### DIRECTIVE
Here are some records; copy every line that holds the word "barpo".

## start SOURCE DATA

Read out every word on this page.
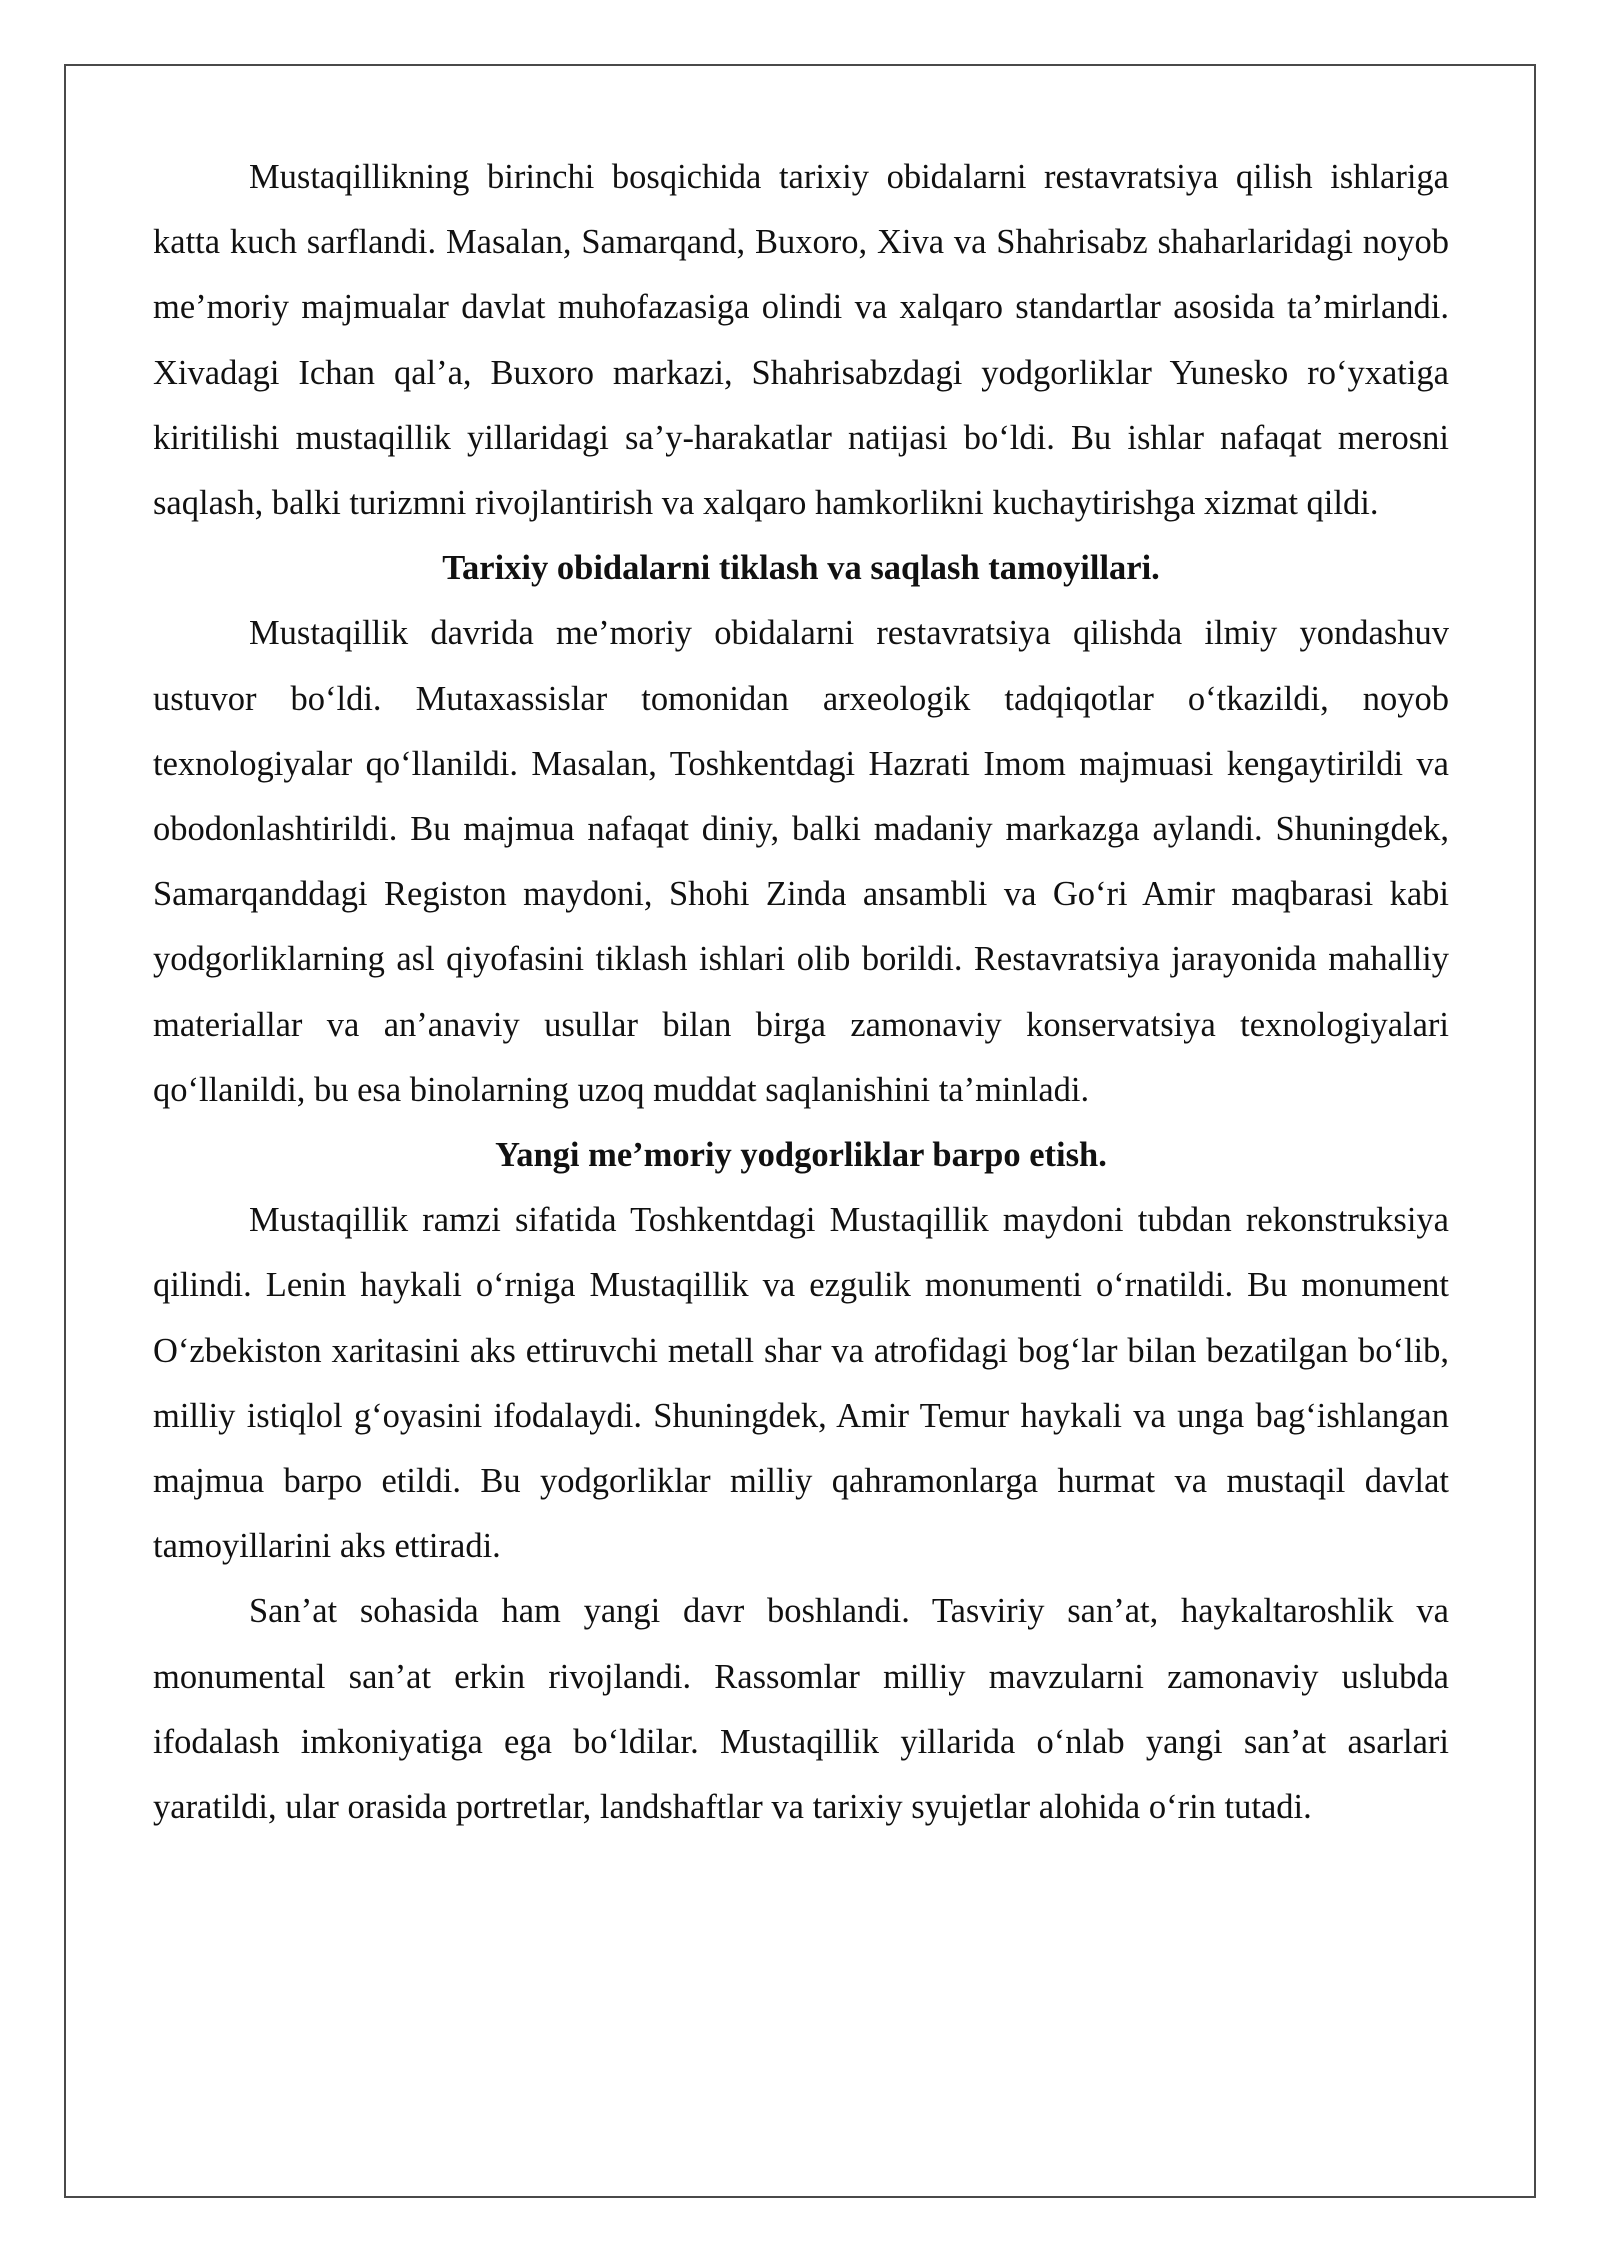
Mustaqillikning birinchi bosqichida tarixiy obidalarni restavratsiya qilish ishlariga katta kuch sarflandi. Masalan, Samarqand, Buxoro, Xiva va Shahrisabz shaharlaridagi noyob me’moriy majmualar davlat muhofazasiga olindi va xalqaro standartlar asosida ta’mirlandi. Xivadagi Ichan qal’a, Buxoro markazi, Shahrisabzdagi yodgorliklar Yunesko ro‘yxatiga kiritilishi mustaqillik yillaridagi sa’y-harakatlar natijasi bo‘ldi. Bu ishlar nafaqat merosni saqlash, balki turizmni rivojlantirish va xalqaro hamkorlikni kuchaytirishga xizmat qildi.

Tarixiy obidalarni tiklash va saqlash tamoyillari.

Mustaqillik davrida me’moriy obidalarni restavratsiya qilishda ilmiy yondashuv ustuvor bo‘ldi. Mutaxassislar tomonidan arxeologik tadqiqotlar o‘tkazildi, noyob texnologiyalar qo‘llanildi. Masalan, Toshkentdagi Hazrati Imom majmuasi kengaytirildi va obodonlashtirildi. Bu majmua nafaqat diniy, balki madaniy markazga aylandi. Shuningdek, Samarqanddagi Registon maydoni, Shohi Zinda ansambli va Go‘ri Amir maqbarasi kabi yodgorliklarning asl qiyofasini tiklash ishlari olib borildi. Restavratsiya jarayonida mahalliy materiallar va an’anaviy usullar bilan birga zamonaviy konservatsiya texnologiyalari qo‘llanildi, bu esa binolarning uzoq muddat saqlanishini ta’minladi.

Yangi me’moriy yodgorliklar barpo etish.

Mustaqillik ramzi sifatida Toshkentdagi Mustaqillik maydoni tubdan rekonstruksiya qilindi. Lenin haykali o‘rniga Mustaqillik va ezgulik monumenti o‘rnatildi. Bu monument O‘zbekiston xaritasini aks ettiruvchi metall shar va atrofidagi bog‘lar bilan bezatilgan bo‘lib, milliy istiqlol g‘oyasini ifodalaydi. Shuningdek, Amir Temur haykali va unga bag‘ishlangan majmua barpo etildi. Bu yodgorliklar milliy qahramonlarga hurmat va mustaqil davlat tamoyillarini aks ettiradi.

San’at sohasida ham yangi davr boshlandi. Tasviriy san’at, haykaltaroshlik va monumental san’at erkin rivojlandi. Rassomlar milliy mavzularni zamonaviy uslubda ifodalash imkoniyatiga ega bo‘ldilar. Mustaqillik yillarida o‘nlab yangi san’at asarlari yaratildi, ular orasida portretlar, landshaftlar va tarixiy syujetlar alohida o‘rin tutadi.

## end SOURCE DATA

### THE RESPONSE
Yangi me’moriy yodgorliklar barpo etish.
Mustaqillik ramzi sifatida Toshkentdagi Mustaqillik maydoni tubdan rekonstruksiya qilindi. Lenin haykali o‘rniga Mustaqillik va ezgulik monumenti o‘rnatildi. Bu monument O‘zbekiston xaritasini aks ettiruvchi metall shar va atrofidagi bog‘lar bilan bezatilgan bo‘lib, milliy istiqlol g‘oyasini ifodalaydi. Shuningdek, Amir Temur haykali va unga bag‘ishlangan majmua barpo etildi. Bu yodgorliklar milliy qahramonlarga hurmat va mustaqil davlat tamoyillarini aks ettiradi.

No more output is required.